** The data **
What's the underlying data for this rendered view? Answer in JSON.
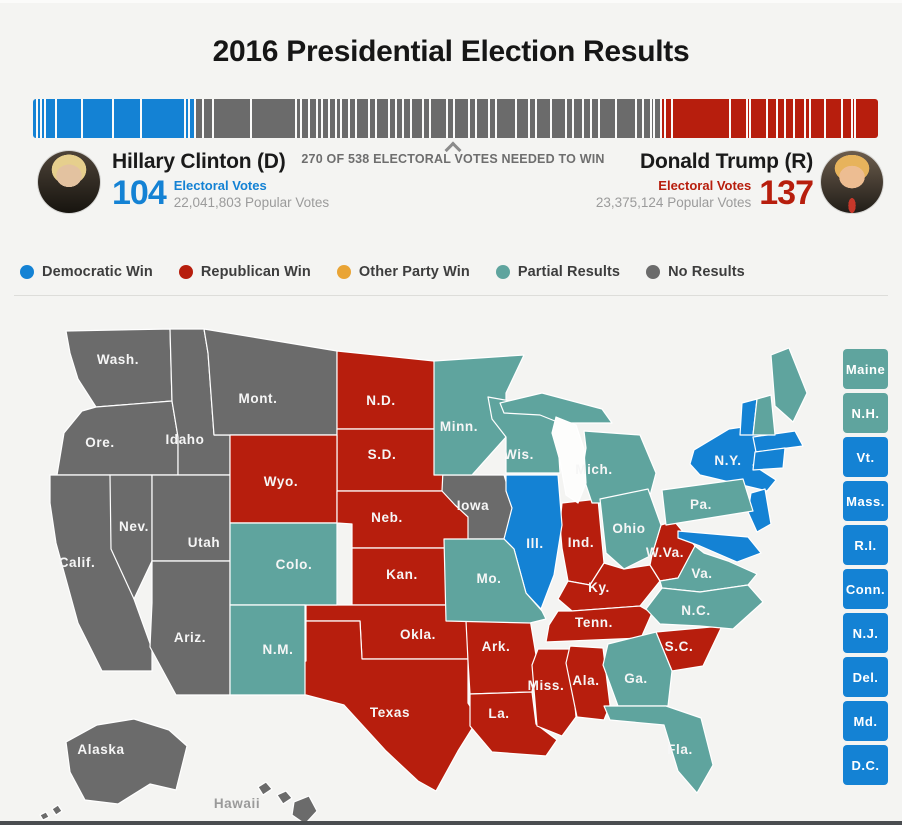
{
  "page": {
    "title": "2016 Presidential Election Results"
  },
  "colors": {
    "democratic": "#1482d4",
    "republican": "#b71e0d",
    "other": "#e9a435",
    "partial": "#5fa49e",
    "none": "#6b6b6b",
    "lake": "#fdfdfc"
  },
  "bar": {
    "needed_text": "270 OF 538 ELECTORAL VOTES NEEDED TO WIN",
    "total_votes": 538,
    "needed_votes": 270,
    "segments": {
      "democratic": [
        5,
        4.4,
        4,
        10.6,
        26,
        30.7,
        28.7,
        44,
        4,
        6
      ],
      "none": [
        8,
        10,
        38,
        44,
        5,
        8,
        8,
        5,
        7,
        7,
        5,
        8,
        7,
        13,
        7,
        13,
        7,
        7,
        8,
        12,
        7,
        17,
        7,
        15,
        7,
        13,
        7,
        20,
        13,
        7,
        15,
        15,
        7,
        10,
        8,
        8,
        17,
        20,
        7,
        8,
        3,
        7
      ],
      "republican": [
        4.7,
        6.7,
        58.3,
        16.7,
        3.3,
        16.7,
        10,
        8.3,
        8.3,
        11.7,
        5,
        15,
        16.7,
        10,
        3.3,
        21.3
      ]
    }
  },
  "candidates": {
    "clinton": {
      "name": "Hillary Clinton (D)",
      "electoral_votes": "104",
      "electoral_label": "Electoral Votes",
      "popular_votes": "22,041,803 Popular Votes"
    },
    "trump": {
      "name": "Donald Trump (R)",
      "electoral_votes": "137",
      "electoral_label": "Electoral Votes",
      "popular_votes": "23,375,124 Popular Votes"
    }
  },
  "legend": {
    "items": [
      {
        "label": "Democratic Win",
        "key": "democratic"
      },
      {
        "label": "Republican Win",
        "key": "republican"
      },
      {
        "label": "Other Party Win",
        "key": "other"
      },
      {
        "label": "Partial Results",
        "key": "partial"
      },
      {
        "label": "No Results",
        "key": "none"
      }
    ]
  },
  "map": {
    "states": [
      {
        "id": "wash",
        "label": "Wash.",
        "result": "none"
      },
      {
        "id": "ore",
        "label": "Ore.",
        "result": "none"
      },
      {
        "id": "calif",
        "label": "Calif.",
        "result": "none"
      },
      {
        "id": "nev",
        "label": "Nev.",
        "result": "none"
      },
      {
        "id": "idaho",
        "label": "Idaho",
        "result": "none"
      },
      {
        "id": "mont",
        "label": "Mont.",
        "result": "none"
      },
      {
        "id": "utah",
        "label": "Utah",
        "result": "none"
      },
      {
        "id": "ariz",
        "label": "Ariz.",
        "result": "none"
      },
      {
        "id": "iowa",
        "label": "Iowa",
        "result": "none"
      },
      {
        "id": "alaska",
        "label": "Alaska",
        "result": "none"
      },
      {
        "id": "hawaii",
        "label": "Hawaii",
        "result": "none",
        "label_style": "dark"
      },
      {
        "id": "nd",
        "label": "N.D.",
        "result": "republican"
      },
      {
        "id": "sd",
        "label": "S.D.",
        "result": "republican"
      },
      {
        "id": "wyo",
        "label": "Wyo.",
        "result": "republican"
      },
      {
        "id": "neb",
        "label": "Neb.",
        "result": "republican"
      },
      {
        "id": "kan",
        "label": "Kan.",
        "result": "republican"
      },
      {
        "id": "okla",
        "label": "Okla.",
        "result": "republican"
      },
      {
        "id": "texas",
        "label": "Texas",
        "result": "republican"
      },
      {
        "id": "ind",
        "label": "Ind.",
        "result": "republican"
      },
      {
        "id": "ky",
        "label": "Ky.",
        "result": "republican"
      },
      {
        "id": "wva",
        "label": "W.Va.",
        "result": "republican"
      },
      {
        "id": "tenn",
        "label": "Tenn.",
        "result": "republican"
      },
      {
        "id": "ark",
        "label": "Ark.",
        "result": "republican"
      },
      {
        "id": "la",
        "label": "La.",
        "result": "republican"
      },
      {
        "id": "miss",
        "label": "Miss.",
        "result": "republican"
      },
      {
        "id": "ala",
        "label": "Ala.",
        "result": "republican"
      },
      {
        "id": "sc",
        "label": "S.C.",
        "result": "republican"
      },
      {
        "id": "ill",
        "label": "Ill.",
        "result": "democratic"
      },
      {
        "id": "ny",
        "label": "N.Y.",
        "result": "democratic"
      },
      {
        "id": "nj",
        "label": "",
        "result": "democratic"
      },
      {
        "id": "md",
        "label": "",
        "result": "democratic"
      },
      {
        "id": "vt",
        "label": "",
        "result": "democratic"
      },
      {
        "id": "mass",
        "label": "",
        "result": "democratic"
      },
      {
        "id": "ctri",
        "label": "",
        "result": "democratic"
      },
      {
        "id": "colo",
        "label": "Colo.",
        "result": "partial"
      },
      {
        "id": "nm",
        "label": "N.M.",
        "result": "partial"
      },
      {
        "id": "minn",
        "label": "Minn.",
        "result": "partial"
      },
      {
        "id": "wis",
        "label": "Wis.",
        "result": "partial"
      },
      {
        "id": "mich",
        "label": "Mich.",
        "result": "partial"
      },
      {
        "id": "mo",
        "label": "Mo.",
        "result": "partial"
      },
      {
        "id": "ohio",
        "label": "Ohio",
        "result": "partial"
      },
      {
        "id": "pa",
        "label": "Pa.",
        "result": "partial"
      },
      {
        "id": "va",
        "label": "Va.",
        "result": "partial"
      },
      {
        "id": "nc",
        "label": "N.C.",
        "result": "partial"
      },
      {
        "id": "ga",
        "label": "Ga.",
        "result": "partial"
      },
      {
        "id": "fla",
        "label": "Fla.",
        "result": "partial"
      },
      {
        "id": "maine",
        "label": "",
        "result": "partial"
      },
      {
        "id": "nh",
        "label": "",
        "result": "partial"
      }
    ],
    "small_states": [
      {
        "label": "Maine",
        "result": "partial"
      },
      {
        "label": "N.H.",
        "result": "partial"
      },
      {
        "label": "Vt.",
        "result": "democratic"
      },
      {
        "label": "Mass.",
        "result": "democratic"
      },
      {
        "label": "R.I.",
        "result": "democratic"
      },
      {
        "label": "Conn.",
        "result": "democratic"
      },
      {
        "label": "N.J.",
        "result": "democratic"
      },
      {
        "label": "Del.",
        "result": "democratic"
      },
      {
        "label": "Md.",
        "result": "democratic"
      },
      {
        "label": "D.C.",
        "result": "democratic"
      }
    ]
  }
}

** Task description **
Without the pictures, restate all of the entries above verbatim.

** Exercise solution **
What's the underlying data for this rendered view? Answer in JSON.
{
  "page": {
    "title": "2016 Presidential Election Results"
  },
  "colors": {
    "democratic": "#1482d4",
    "republican": "#b71e0d",
    "other": "#e9a435",
    "partial": "#5fa49e",
    "none": "#6b6b6b",
    "lake": "#fdfdfc"
  },
  "bar": {
    "needed_text": "270 OF 538 ELECTORAL VOTES NEEDED TO WIN",
    "total_votes": 538,
    "needed_votes": 270,
    "segments": {
      "democratic": [
        5,
        4.4,
        4,
        10.6,
        26,
        30.7,
        28.7,
        44,
        4,
        6
      ],
      "none": [
        8,
        10,
        38,
        44,
        5,
        8,
        8,
        5,
        7,
        7,
        5,
        8,
        7,
        13,
        7,
        13,
        7,
        7,
        8,
        12,
        7,
        17,
        7,
        15,
        7,
        13,
        7,
        20,
        13,
        7,
        15,
        15,
        7,
        10,
        8,
        8,
        17,
        20,
        7,
        8,
        3,
        7
      ],
      "republican": [
        4.7,
        6.7,
        58.3,
        16.7,
        3.3,
        16.7,
        10,
        8.3,
        8.3,
        11.7,
        5,
        15,
        16.7,
        10,
        3.3,
        21.3
      ]
    }
  },
  "candidates": {
    "clinton": {
      "name": "Hillary Clinton (D)",
      "electoral_votes": "104",
      "electoral_label": "Electoral Votes",
      "popular_votes": "22,041,803 Popular Votes"
    },
    "trump": {
      "name": "Donald Trump (R)",
      "electoral_votes": "137",
      "electoral_label": "Electoral Votes",
      "popular_votes": "23,375,124 Popular Votes"
    }
  },
  "legend": {
    "items": [
      {
        "label": "Democratic Win",
        "key": "democratic"
      },
      {
        "label": "Republican Win",
        "key": "republican"
      },
      {
        "label": "Other Party Win",
        "key": "other"
      },
      {
        "label": "Partial Results",
        "key": "partial"
      },
      {
        "label": "No Results",
        "key": "none"
      }
    ]
  },
  "map": {
    "states": [
      {
        "id": "wash",
        "label": "Wash.",
        "result": "none"
      },
      {
        "id": "ore",
        "label": "Ore.",
        "result": "none"
      },
      {
        "id": "calif",
        "label": "Calif.",
        "result": "none"
      },
      {
        "id": "nev",
        "label": "Nev.",
        "result": "none"
      },
      {
        "id": "idaho",
        "label": "Idaho",
        "result": "none"
      },
      {
        "id": "mont",
        "label": "Mont.",
        "result": "none"
      },
      {
        "id": "utah",
        "label": "Utah",
        "result": "none"
      },
      {
        "id": "ariz",
        "label": "Ariz.",
        "result": "none"
      },
      {
        "id": "iowa",
        "label": "Iowa",
        "result": "none"
      },
      {
        "id": "alaska",
        "label": "Alaska",
        "result": "none"
      },
      {
        "id": "hawaii",
        "label": "Hawaii",
        "result": "none",
        "label_style": "dark"
      },
      {
        "id": "nd",
        "label": "N.D.",
        "result": "republican"
      },
      {
        "id": "sd",
        "label": "S.D.",
        "result": "republican"
      },
      {
        "id": "wyo",
        "label": "Wyo.",
        "result": "republican"
      },
      {
        "id": "neb",
        "label": "Neb.",
        "result": "republican"
      },
      {
        "id": "kan",
        "label": "Kan.",
        "result": "republican"
      },
      {
        "id": "okla",
        "label": "Okla.",
        "result": "republican"
      },
      {
        "id": "texas",
        "label": "Texas",
        "result": "republican"
      },
      {
        "id": "ind",
        "label": "Ind.",
        "result": "republican"
      },
      {
        "id": "ky",
        "label": "Ky.",
        "result": "republican"
      },
      {
        "id": "wva",
        "label": "W.Va.",
        "result": "republican"
      },
      {
        "id": "tenn",
        "label": "Tenn.",
        "result": "republican"
      },
      {
        "id": "ark",
        "label": "Ark.",
        "result": "republican"
      },
      {
        "id": "la",
        "label": "La.",
        "result": "republican"
      },
      {
        "id": "miss",
        "label": "Miss.",
        "result": "republican"
      },
      {
        "id": "ala",
        "label": "Ala.",
        "result": "republican"
      },
      {
        "id": "sc",
        "label": "S.C.",
        "result": "republican"
      },
      {
        "id": "ill",
        "label": "Ill.",
        "result": "democratic"
      },
      {
        "id": "ny",
        "label": "N.Y.",
        "result": "democratic"
      },
      {
        "id": "nj",
        "label": "",
        "result": "democratic"
      },
      {
        "id": "md",
        "label": "",
        "result": "democratic"
      },
      {
        "id": "vt",
        "label": "",
        "result": "democratic"
      },
      {
        "id": "mass",
        "label": "",
        "result": "democratic"
      },
      {
        "id": "ctri",
        "label": "",
        "result": "democratic"
      },
      {
        "id": "colo",
        "label": "Colo.",
        "result": "partial"
      },
      {
        "id": "nm",
        "label": "N.M.",
        "result": "partial"
      },
      {
        "id": "minn",
        "label": "Minn.",
        "result": "partial"
      },
      {
        "id": "wis",
        "label": "Wis.",
        "result": "partial"
      },
      {
        "id": "mich",
        "label": "Mich.",
        "result": "partial"
      },
      {
        "id": "mo",
        "label": "Mo.",
        "result": "partial"
      },
      {
        "id": "ohio",
        "label": "Ohio",
        "result": "partial"
      },
      {
        "id": "pa",
        "label": "Pa.",
        "result": "partial"
      },
      {
        "id": "va",
        "label": "Va.",
        "result": "partial"
      },
      {
        "id": "nc",
        "label": "N.C.",
        "result": "partial"
      },
      {
        "id": "ga",
        "label": "Ga.",
        "result": "partial"
      },
      {
        "id": "fla",
        "label": "Fla.",
        "result": "partial"
      },
      {
        "id": "maine",
        "label": "",
        "result": "partial"
      },
      {
        "id": "nh",
        "label": "",
        "result": "partial"
      }
    ],
    "small_states": [
      {
        "label": "Maine",
        "result": "partial"
      },
      {
        "label": "N.H.",
        "result": "partial"
      },
      {
        "label": "Vt.",
        "result": "democratic"
      },
      {
        "label": "Mass.",
        "result": "democratic"
      },
      {
        "label": "R.I.",
        "result": "democratic"
      },
      {
        "label": "Conn.",
        "result": "democratic"
      },
      {
        "label": "N.J.",
        "result": "democratic"
      },
      {
        "label": "Del.",
        "result": "democratic"
      },
      {
        "label": "Md.",
        "result": "democratic"
      },
      {
        "label": "D.C.",
        "result": "democratic"
      }
    ]
  }
}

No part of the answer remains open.